-- START Dataset extract --

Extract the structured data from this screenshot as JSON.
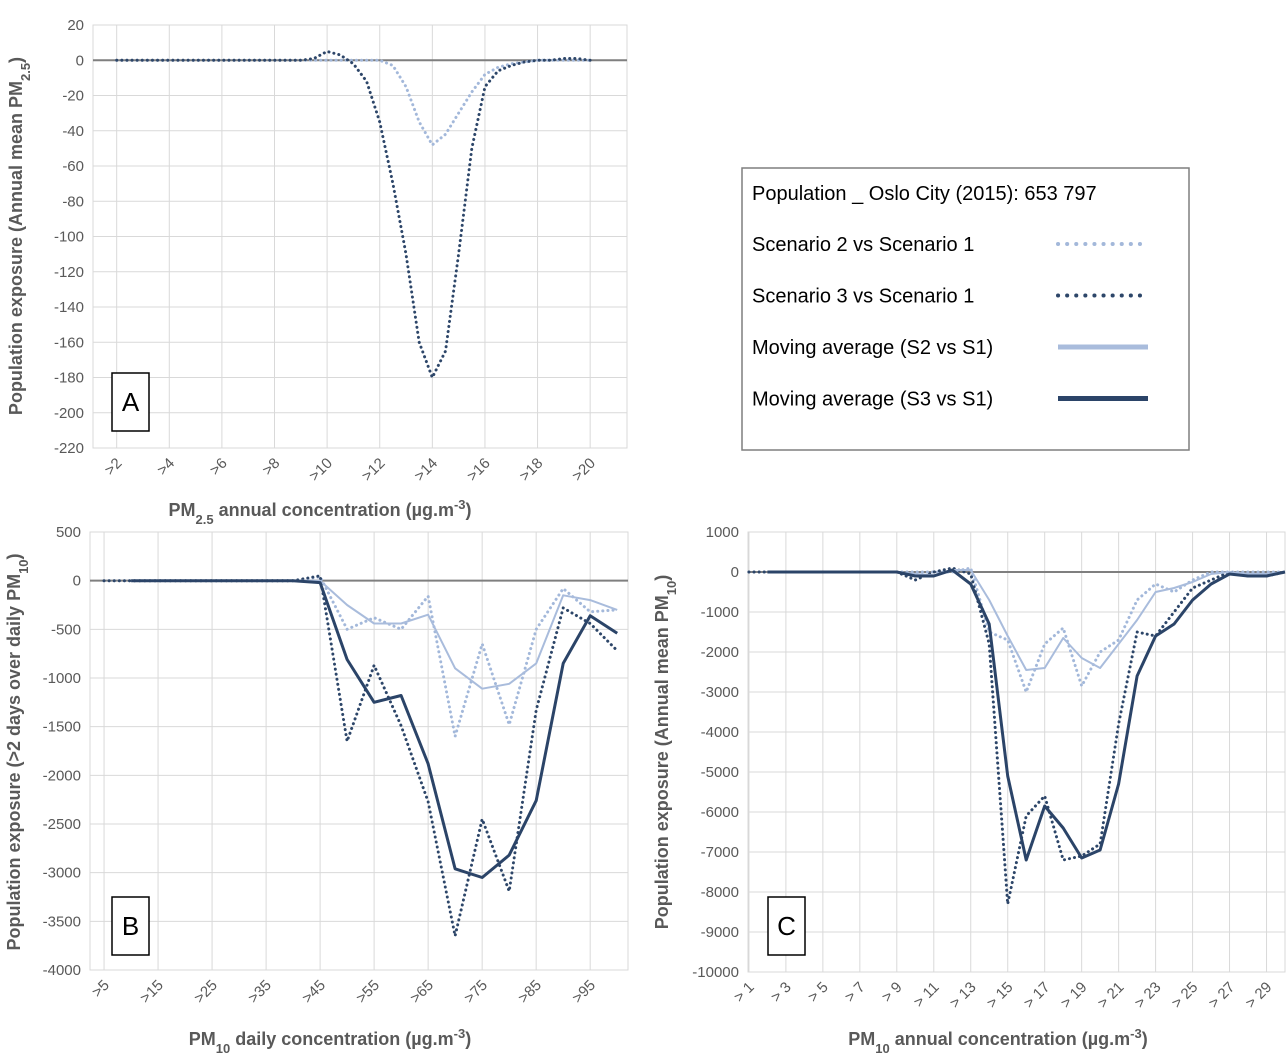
{
  "legend": {
    "title": "Population _ Oslo City (2015): 653 797"
  },
  "chart_data": [
    {
      "type": "line",
      "panel_label": "A",
      "y_label": [
        {
          "text": "Population exposure (Annual mean PM"
        },
        {
          "text": "2.5",
          "script": "sub"
        },
        {
          "text": ")"
        }
      ],
      "x_label": [
        {
          "text": "PM"
        },
        {
          "text": "2.5",
          "script": "sub"
        },
        {
          "text": " annual concentration (µg.m"
        },
        {
          "text": "-3",
          "script": "super"
        },
        {
          "text": ")"
        }
      ],
      "x": [
        2,
        2.5,
        3,
        3.5,
        4,
        4.5,
        5,
        5.5,
        6,
        6.5,
        7,
        7.5,
        8,
        8.5,
        9,
        9.5,
        10,
        10.5,
        11,
        11.5,
        12,
        12.5,
        13,
        13.5,
        14,
        14.5,
        15,
        15.5,
        16,
        16.5,
        17,
        17.5,
        18,
        18.5,
        19,
        19.5,
        20
      ],
      "xlim": [
        1.1,
        21.4
      ],
      "xticks": [
        {
          "value": 2,
          "label": ">2"
        },
        {
          "value": 4,
          "label": ">4"
        },
        {
          "value": 6,
          "label": ">6"
        },
        {
          "value": 8,
          "label": ">8"
        },
        {
          "value": 10,
          "label": ">10"
        },
        {
          "value": 12,
          "label": ">12"
        },
        {
          "value": 14,
          "label": ">14"
        },
        {
          "value": 16,
          "label": ">16"
        },
        {
          "value": 18,
          "label": ">18"
        },
        {
          "value": 20,
          "label": ">20"
        }
      ],
      "ylim": [
        -220,
        20
      ],
      "yticks": [
        20,
        0,
        -20,
        -40,
        -60,
        -80,
        -100,
        -120,
        -140,
        -160,
        -180,
        -200,
        -220
      ],
      "grid": true,
      "series": [
        {
          "name": "Scenario 2 vs Scenario 1",
          "color": "#a3b8da",
          "style": "dotted",
          "values": [
            0,
            0,
            0,
            0,
            0,
            0,
            0,
            0,
            0,
            0,
            0,
            0,
            0,
            0,
            0,
            0,
            0,
            0,
            0,
            0,
            0,
            -3,
            -15,
            -35,
            -48,
            -42,
            -30,
            -18,
            -8,
            -4,
            -2,
            -1,
            0,
            0,
            0,
            0,
            0
          ]
        },
        {
          "name": "Scenario 3 vs Scenario 1",
          "color": "#2d4669",
          "style": "dotted",
          "values": [
            0,
            0,
            0,
            0,
            0,
            0,
            0,
            0,
            0,
            0,
            0,
            0,
            0,
            0,
            0,
            1,
            5,
            3,
            -2,
            -12,
            -35,
            -70,
            -110,
            -160,
            -180,
            -165,
            -110,
            -50,
            -15,
            -6,
            -3,
            -1,
            0,
            0,
            1,
            1,
            0
          ]
        }
      ]
    },
    {
      "type": "line",
      "panel_label": "B",
      "y_label": [
        {
          "text": "Population exposure (>2 days over daily PM"
        },
        {
          "text": "10",
          "script": "sub"
        },
        {
          "text": ")"
        }
      ],
      "x_label": [
        {
          "text": "PM"
        },
        {
          "text": "10",
          "script": "sub"
        },
        {
          "text": " daily concentration (µg.m"
        },
        {
          "text": "-3",
          "script": "super"
        },
        {
          "text": ")"
        }
      ],
      "x": [
        5,
        10,
        15,
        20,
        25,
        30,
        35,
        40,
        45,
        50,
        55,
        60,
        65,
        70,
        75,
        80,
        85,
        90,
        95,
        100
      ],
      "xlim": [
        2.4,
        102
      ],
      "xticks": [
        {
          "value": 5,
          "label": ">5"
        },
        {
          "value": 15,
          "label": ">15"
        },
        {
          "value": 25,
          "label": ">25"
        },
        {
          "value": 35,
          "label": ">35"
        },
        {
          "value": 45,
          "label": ">45"
        },
        {
          "value": 55,
          "label": ">55"
        },
        {
          "value": 65,
          "label": ">65"
        },
        {
          "value": 75,
          "label": ">75"
        },
        {
          "value": 85,
          "label": ">85"
        },
        {
          "value": 95,
          "label": ">95"
        }
      ],
      "ylim": [
        -4000,
        500
      ],
      "yticks": [
        500,
        0,
        -500,
        -1000,
        -1500,
        -2000,
        -2500,
        -3000,
        -3500,
        -4000
      ],
      "grid": true,
      "series": [
        {
          "name": "Scenario 2 vs Scenario 1",
          "color": "#a3b8da",
          "style": "dotted",
          "values": [
            0,
            0,
            0,
            0,
            0,
            0,
            0,
            0,
            40,
            -500,
            -380,
            -500,
            -160,
            -1600,
            -650,
            -1480,
            -500,
            -80,
            -320,
            -300
          ]
        },
        {
          "name": "Scenario 3 vs Scenario 1",
          "color": "#2d4669",
          "style": "dotted",
          "values": [
            0,
            0,
            0,
            0,
            0,
            0,
            0,
            0,
            50,
            -1650,
            -870,
            -1490,
            -2270,
            -3650,
            -2450,
            -3190,
            -1330,
            -280,
            -440,
            -720
          ]
        },
        {
          "name": "Moving average (S2 vs S1)",
          "color": "#a9bcdc",
          "style": "solid",
          "values": [
            null,
            0,
            0,
            0,
            0,
            0,
            0,
            0,
            0,
            -250,
            -440,
            -440,
            -350,
            -900,
            -1110,
            -1060,
            -850,
            -150,
            -200,
            -300
          ]
        },
        {
          "name": "Moving average (S3 vs S1)",
          "color": "#2b4468",
          "style": "solid",
          "values": [
            null,
            0,
            0,
            0,
            0,
            0,
            0,
            0,
            -20,
            -810,
            -1250,
            -1180,
            -1880,
            -2960,
            -3050,
            -2820,
            -2260,
            -850,
            -360,
            -540
          ]
        }
      ]
    },
    {
      "type": "line",
      "panel_label": "C",
      "y_label": [
        {
          "text": "Population exposure (Annual mean PM"
        },
        {
          "text": "10",
          "script": "sub"
        },
        {
          "text": ")"
        }
      ],
      "x_label": [
        {
          "text": "PM"
        },
        {
          "text": "10",
          "script": "sub"
        },
        {
          "text": " annual concentration (µg.m"
        },
        {
          "text": "-3",
          "script": "super"
        },
        {
          "text": ")"
        }
      ],
      "x": [
        1,
        2,
        3,
        4,
        5,
        6,
        7,
        8,
        9,
        10,
        11,
        12,
        13,
        14,
        15,
        16,
        17,
        18,
        19,
        20,
        21,
        22,
        23,
        24,
        25,
        26,
        27,
        28,
        29,
        30
      ],
      "xlim": [
        0.95,
        30
      ],
      "xticks": [
        {
          "value": 1,
          "label": "> 1"
        },
        {
          "value": 3,
          "label": "> 3"
        },
        {
          "value": 5,
          "label": "> 5"
        },
        {
          "value": 7,
          "label": "> 7"
        },
        {
          "value": 9,
          "label": "> 9"
        },
        {
          "value": 11,
          "label": "> 11"
        },
        {
          "value": 13,
          "label": "> 13"
        },
        {
          "value": 15,
          "label": "> 15"
        },
        {
          "value": 17,
          "label": "> 17"
        },
        {
          "value": 19,
          "label": "> 19"
        },
        {
          "value": 21,
          "label": "> 21"
        },
        {
          "value": 23,
          "label": "> 23"
        },
        {
          "value": 25,
          "label": "> 25"
        },
        {
          "value": 27,
          "label": "> 27"
        },
        {
          "value": 29,
          "label": "> 29"
        }
      ],
      "ylim": [
        -10000,
        1000
      ],
      "yticks": [
        1000,
        0,
        -1000,
        -2000,
        -3000,
        -4000,
        -5000,
        -6000,
        -7000,
        -8000,
        -9000,
        -10000
      ],
      "grid": true,
      "series": [
        {
          "name": "Scenario 2 vs Scenario 1",
          "color": "#a3b8da",
          "style": "dotted",
          "values": [
            0,
            0,
            0,
            0,
            0,
            0,
            0,
            0,
            0,
            0,
            0,
            0,
            100,
            -1500,
            -1700,
            -3000,
            -1800,
            -1400,
            -2850,
            -2000,
            -1700,
            -700,
            -300,
            -500,
            -200,
            0,
            0,
            0,
            0,
            0
          ]
        },
        {
          "name": "Scenario 3 vs Scenario 1",
          "color": "#2d4669",
          "style": "dotted",
          "values": [
            0,
            0,
            0,
            0,
            0,
            0,
            0,
            0,
            0,
            -200,
            0,
            100,
            -50,
            -1800,
            -8300,
            -6100,
            -5600,
            -7200,
            -7100,
            -6800,
            -3800,
            -1500,
            -1600,
            -1000,
            -400,
            -200,
            0,
            -100,
            -100,
            0
          ]
        },
        {
          "name": "Moving average (S2 vs S1)",
          "color": "#a9bcdc",
          "style": "solid",
          "values": [
            null,
            0,
            0,
            0,
            0,
            0,
            0,
            0,
            0,
            -50,
            -80,
            50,
            50,
            -700,
            -1600,
            -2450,
            -2400,
            -1650,
            -2150,
            -2400,
            -1800,
            -1200,
            -500,
            -400,
            -250,
            -50,
            0,
            -50,
            -50,
            0
          ]
        },
        {
          "name": "Moving average (S3 vs S1)",
          "color": "#2b4468",
          "style": "solid",
          "values": [
            null,
            0,
            0,
            0,
            0,
            0,
            0,
            0,
            0,
            -100,
            -100,
            50,
            -300,
            -1300,
            -5100,
            -7200,
            -5850,
            -6400,
            -7150,
            -6950,
            -5300,
            -2600,
            -1600,
            -1300,
            -700,
            -300,
            -50,
            -100,
            -100,
            0
          ]
        }
      ]
    }
  ]
}
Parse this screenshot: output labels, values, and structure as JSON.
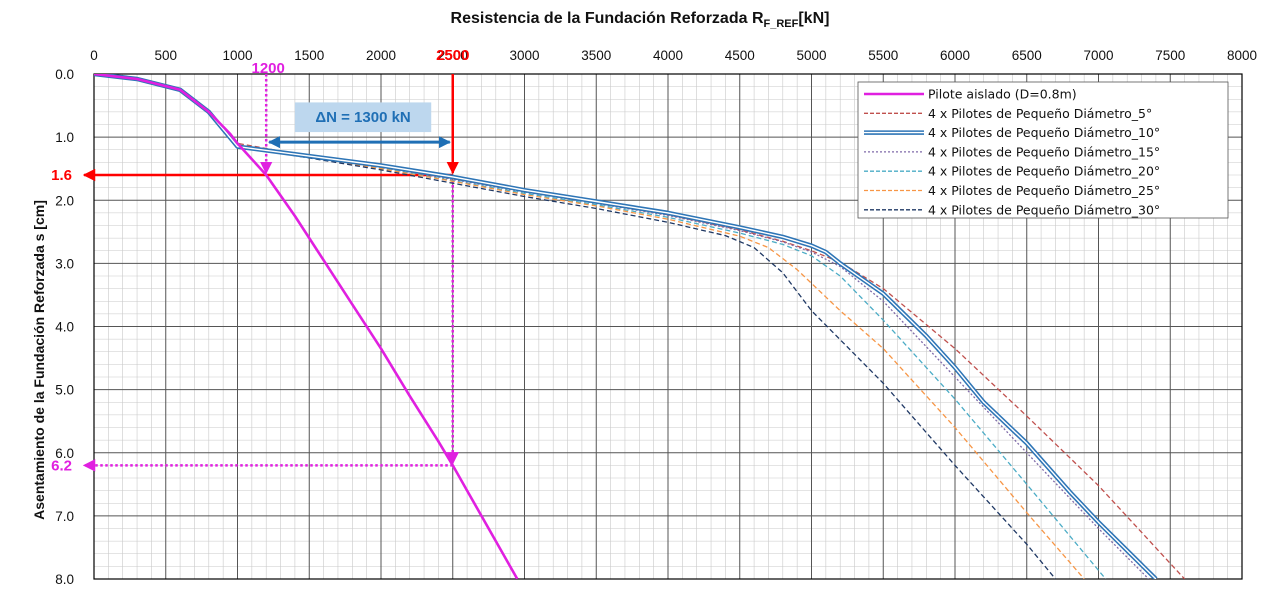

-- END Dataset extract --

Identify lines with the string "Population". Copy each one.

    "title": "Population _ Oslo City (2015): 653 797"
          "text": "Population exposure (Annual mean PM"
          "text": "Population exposure (>2 days over daily PM"
          "text": "Population exposure (Annual mean PM"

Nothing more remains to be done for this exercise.